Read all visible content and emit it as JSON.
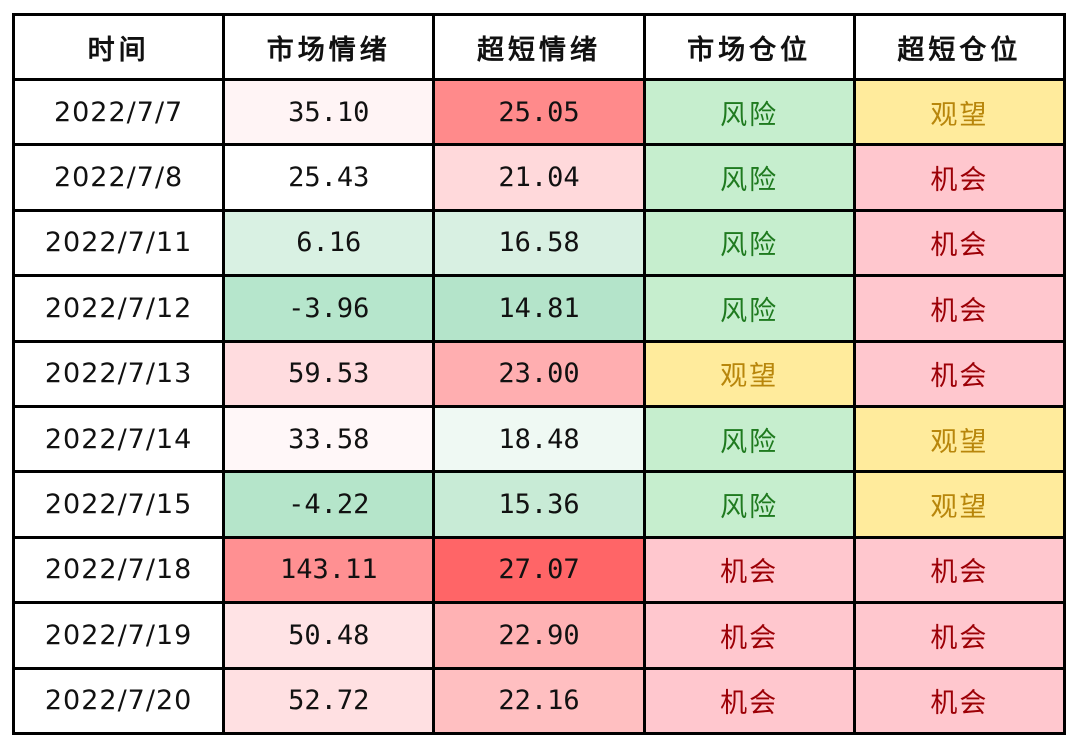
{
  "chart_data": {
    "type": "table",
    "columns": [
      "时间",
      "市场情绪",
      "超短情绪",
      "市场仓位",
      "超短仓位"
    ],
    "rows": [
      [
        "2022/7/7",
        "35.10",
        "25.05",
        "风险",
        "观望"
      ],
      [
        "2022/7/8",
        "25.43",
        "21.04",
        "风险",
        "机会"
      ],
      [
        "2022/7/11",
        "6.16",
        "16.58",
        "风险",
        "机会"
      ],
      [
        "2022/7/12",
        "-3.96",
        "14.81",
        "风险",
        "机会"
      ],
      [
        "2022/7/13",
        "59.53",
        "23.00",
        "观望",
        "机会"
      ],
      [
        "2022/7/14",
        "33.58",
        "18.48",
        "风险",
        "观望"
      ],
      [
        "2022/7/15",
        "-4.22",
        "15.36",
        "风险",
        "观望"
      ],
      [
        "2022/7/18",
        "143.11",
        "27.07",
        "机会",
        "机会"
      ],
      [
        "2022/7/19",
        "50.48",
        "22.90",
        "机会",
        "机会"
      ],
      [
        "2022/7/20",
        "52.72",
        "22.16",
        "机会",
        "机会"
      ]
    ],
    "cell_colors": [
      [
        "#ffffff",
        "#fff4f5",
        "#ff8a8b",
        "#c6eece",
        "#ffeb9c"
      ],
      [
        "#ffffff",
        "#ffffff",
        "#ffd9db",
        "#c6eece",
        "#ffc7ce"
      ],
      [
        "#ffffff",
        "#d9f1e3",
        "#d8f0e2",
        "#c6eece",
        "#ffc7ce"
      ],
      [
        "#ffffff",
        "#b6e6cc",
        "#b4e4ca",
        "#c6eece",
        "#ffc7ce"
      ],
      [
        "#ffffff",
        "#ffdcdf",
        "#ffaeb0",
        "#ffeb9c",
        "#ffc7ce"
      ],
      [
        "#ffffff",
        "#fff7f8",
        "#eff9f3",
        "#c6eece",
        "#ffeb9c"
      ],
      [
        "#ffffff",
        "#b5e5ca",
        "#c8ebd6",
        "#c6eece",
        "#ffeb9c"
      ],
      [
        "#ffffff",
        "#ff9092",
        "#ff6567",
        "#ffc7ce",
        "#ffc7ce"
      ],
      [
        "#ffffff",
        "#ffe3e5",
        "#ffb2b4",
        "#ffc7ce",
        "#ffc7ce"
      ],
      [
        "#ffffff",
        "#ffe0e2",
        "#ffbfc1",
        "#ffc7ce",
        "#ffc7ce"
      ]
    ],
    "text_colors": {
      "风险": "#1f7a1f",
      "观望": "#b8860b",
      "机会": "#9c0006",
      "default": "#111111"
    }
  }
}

**DIRECTIVE**
Reproduce the material in its entirety and word for word, without the pictures.

**EXPECTED ANSWER**
Read all visible content and emit it as JSON.
{
  "chart_data": {
    "type": "table",
    "columns": [
      "时间",
      "市场情绪",
      "超短情绪",
      "市场仓位",
      "超短仓位"
    ],
    "rows": [
      [
        "2022/7/7",
        "35.10",
        "25.05",
        "风险",
        "观望"
      ],
      [
        "2022/7/8",
        "25.43",
        "21.04",
        "风险",
        "机会"
      ],
      [
        "2022/7/11",
        "6.16",
        "16.58",
        "风险",
        "机会"
      ],
      [
        "2022/7/12",
        "-3.96",
        "14.81",
        "风险",
        "机会"
      ],
      [
        "2022/7/13",
        "59.53",
        "23.00",
        "观望",
        "机会"
      ],
      [
        "2022/7/14",
        "33.58",
        "18.48",
        "风险",
        "观望"
      ],
      [
        "2022/7/15",
        "-4.22",
        "15.36",
        "风险",
        "观望"
      ],
      [
        "2022/7/18",
        "143.11",
        "27.07",
        "机会",
        "机会"
      ],
      [
        "2022/7/19",
        "50.48",
        "22.90",
        "机会",
        "机会"
      ],
      [
        "2022/7/20",
        "52.72",
        "22.16",
        "机会",
        "机会"
      ]
    ],
    "cell_colors": [
      [
        "#ffffff",
        "#fff4f5",
        "#ff8a8b",
        "#c6eece",
        "#ffeb9c"
      ],
      [
        "#ffffff",
        "#ffffff",
        "#ffd9db",
        "#c6eece",
        "#ffc7ce"
      ],
      [
        "#ffffff",
        "#d9f1e3",
        "#d8f0e2",
        "#c6eece",
        "#ffc7ce"
      ],
      [
        "#ffffff",
        "#b6e6cc",
        "#b4e4ca",
        "#c6eece",
        "#ffc7ce"
      ],
      [
        "#ffffff",
        "#ffdcdf",
        "#ffaeb0",
        "#ffeb9c",
        "#ffc7ce"
      ],
      [
        "#ffffff",
        "#fff7f8",
        "#eff9f3",
        "#c6eece",
        "#ffeb9c"
      ],
      [
        "#ffffff",
        "#b5e5ca",
        "#c8ebd6",
        "#c6eece",
        "#ffeb9c"
      ],
      [
        "#ffffff",
        "#ff9092",
        "#ff6567",
        "#ffc7ce",
        "#ffc7ce"
      ],
      [
        "#ffffff",
        "#ffe3e5",
        "#ffb2b4",
        "#ffc7ce",
        "#ffc7ce"
      ],
      [
        "#ffffff",
        "#ffe0e2",
        "#ffbfc1",
        "#ffc7ce",
        "#ffc7ce"
      ]
    ],
    "text_colors": {
      "风险": "#1f7a1f",
      "观望": "#b8860b",
      "机会": "#9c0006",
      "default": "#111111"
    }
  }
}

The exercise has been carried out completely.